Write out each entry again. Keep every word exactly as it is.

**Exercise inputs:**

☆ ☆ ☆ ☆ ☆ ☆ ☆

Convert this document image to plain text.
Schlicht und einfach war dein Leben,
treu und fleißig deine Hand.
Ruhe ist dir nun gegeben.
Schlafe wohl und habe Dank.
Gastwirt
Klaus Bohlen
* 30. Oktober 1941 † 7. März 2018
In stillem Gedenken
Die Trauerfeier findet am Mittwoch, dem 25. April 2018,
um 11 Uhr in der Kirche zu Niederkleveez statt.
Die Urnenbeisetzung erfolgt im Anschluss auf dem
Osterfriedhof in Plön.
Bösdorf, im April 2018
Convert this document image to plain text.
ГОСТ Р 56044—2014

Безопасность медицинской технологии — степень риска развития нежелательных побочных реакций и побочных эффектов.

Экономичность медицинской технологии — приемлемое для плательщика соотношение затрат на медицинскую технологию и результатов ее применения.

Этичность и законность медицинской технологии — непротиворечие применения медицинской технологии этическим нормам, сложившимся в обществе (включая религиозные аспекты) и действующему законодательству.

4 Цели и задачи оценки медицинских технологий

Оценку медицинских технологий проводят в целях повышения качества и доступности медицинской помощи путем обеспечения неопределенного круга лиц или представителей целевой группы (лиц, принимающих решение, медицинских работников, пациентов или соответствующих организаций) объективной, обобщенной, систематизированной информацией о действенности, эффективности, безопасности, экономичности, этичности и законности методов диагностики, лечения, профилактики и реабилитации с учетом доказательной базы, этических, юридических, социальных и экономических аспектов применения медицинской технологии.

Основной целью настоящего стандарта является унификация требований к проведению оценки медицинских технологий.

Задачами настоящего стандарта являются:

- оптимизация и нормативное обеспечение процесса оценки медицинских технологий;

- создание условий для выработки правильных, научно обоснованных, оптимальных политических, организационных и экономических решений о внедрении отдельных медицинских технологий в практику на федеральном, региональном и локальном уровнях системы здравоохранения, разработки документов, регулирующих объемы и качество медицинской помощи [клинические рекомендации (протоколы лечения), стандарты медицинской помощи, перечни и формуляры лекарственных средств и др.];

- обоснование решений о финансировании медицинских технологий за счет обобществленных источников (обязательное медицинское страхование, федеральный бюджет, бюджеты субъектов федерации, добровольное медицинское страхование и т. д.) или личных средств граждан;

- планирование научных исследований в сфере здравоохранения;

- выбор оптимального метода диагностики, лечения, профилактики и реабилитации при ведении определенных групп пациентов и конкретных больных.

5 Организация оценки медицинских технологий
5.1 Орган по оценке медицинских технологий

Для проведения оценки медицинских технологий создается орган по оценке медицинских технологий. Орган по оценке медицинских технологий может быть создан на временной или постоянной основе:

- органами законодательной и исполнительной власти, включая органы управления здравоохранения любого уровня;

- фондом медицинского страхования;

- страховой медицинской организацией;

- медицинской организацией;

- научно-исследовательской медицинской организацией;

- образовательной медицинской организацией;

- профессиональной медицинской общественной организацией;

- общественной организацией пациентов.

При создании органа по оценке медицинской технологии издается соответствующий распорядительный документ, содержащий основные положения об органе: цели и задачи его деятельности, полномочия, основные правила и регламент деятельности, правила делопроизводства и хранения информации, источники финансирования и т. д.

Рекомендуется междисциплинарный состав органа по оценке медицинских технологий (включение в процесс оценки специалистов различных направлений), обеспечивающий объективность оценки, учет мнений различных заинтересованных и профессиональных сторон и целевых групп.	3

☆ ☆ ☆ ☆ ☆ ☆ ☆

**Task output:**
Convert this document image to plain text.
Schlicht und einfach war dein Leben,
treu und fleißig deine Hand.
Ruhe ist dir nun gegeben.
Schlafe wohl und habe Dank.
Gastwirt
Klaus Bohlen
* 30. Oktober 1941 † 7. März 2018
In stillem Gedenken
Die Trauerfeier findet am Mittwoch, dem 25. April 2018,
um 11 Uhr in der Kirche zu Niederkleveez statt.
Die Urnenbeisetzung erfolgt im Anschluss auf dem
Osterfriedhof in Plön.
Bösdorf, im April 2018
Convert this document image to plain text.
ГОСТ Р 56044—2014

Безопасность медицинской технологии — степень риска развития нежелательных побочных реакций и побочных эффектов.

Экономичность медицинской технологии — приемлемое для плательщика соотношение затрат на медицинскую технологию и результатов ее применения.

Этичность и законность медицинской технологии — непротиворечие применения медицинской технологии этическим нормам, сложившимся в обществе (включая религиозные аспекты) и действующему законодательству.

4 Цели и задачи оценки медицинских технологий

Оценку медицинских технологий проводят в целях повышения качества и доступности медицинской помощи путем обеспечения неопределенного круга лиц или представителей целевой группы (лиц, принимающих решение, медицинских работников, пациентов или соответствующих организаций) объективной, обобщенной, систематизированной информацией о действенности, эффективности, безопасности, экономичности, этичности и законности методов диагностики, лечения, профилактики и реабилитации с учетом доказательной базы, этических, юридических, социальных и экономических аспектов применения медицинской технологии.

Основной целью настоящего стандарта является унификация требований к проведению оценки медицинских технологий.

Задачами настоящего стандарта являются:

- оптимизация и нормативное обеспечение процесса оценки медицинских технологий;

- создание условий для выработки правильных, научно обоснованных, оптимальных политических, организационных и экономических решений о внедрении отдельных медицинских технологий в практику на федеральном, региональном и локальном уровнях системы здравоохранения, разработки документов, регулирующих объемы и качество медицинской помощи [клинические рекомендации (протоколы лечения), стандарты медицинской помощи, перечни и формуляры лекарственных средств и др.];

- обоснование решений о финансировании медицинских технологий за счет обобществленных источников (обязательное медицинское страхование, федеральный бюджет, бюджеты субъектов федерации, добровольное медицинское страхование и т. д.) или личных средств граждан;

- планирование научных исследований в сфере здравоохранения;

- выбор оптимального метода диагностики, лечения, профилактики и реабилитации при ведении определенных групп пациентов и конкретных больных.

5 Организация оценки медицинских технологий
5.1 Орган по оценке медицинских технологий

Для проведения оценки медицинских технологий создается орган по оценке медицинских технологий. Орган по оценке медицинских технологий может быть создан на временной или постоянной основе:

- органами законодательной и исполнительной власти, включая органы управления здравоохранения любого уровня;

- фондом медицинского страхования;

- страховой медицинской организацией;

- медицинской организацией;

- научно-исследовательской медицинской организацией;

- образовательной медицинской организацией;

- профессиональной медицинской общественной организацией;

- общественной организацией пациентов.

При создании органа по оценке медицинской технологии издается соответствующий распорядительный документ, содержащий основные положения об органе: цели и задачи его деятельности, полномочия, основные правила и регламент деятельности, правила делопроизводства и хранения информации, источники финансирования и т. д.

Рекомендуется междисциплинарный состав органа по оценке медицинских технологий (включение в процесс оценки специалистов различных направлений), обеспечивающий объективность оценки, учет мнений различных заинтересованных и профессиональных сторон и целевых групп.	3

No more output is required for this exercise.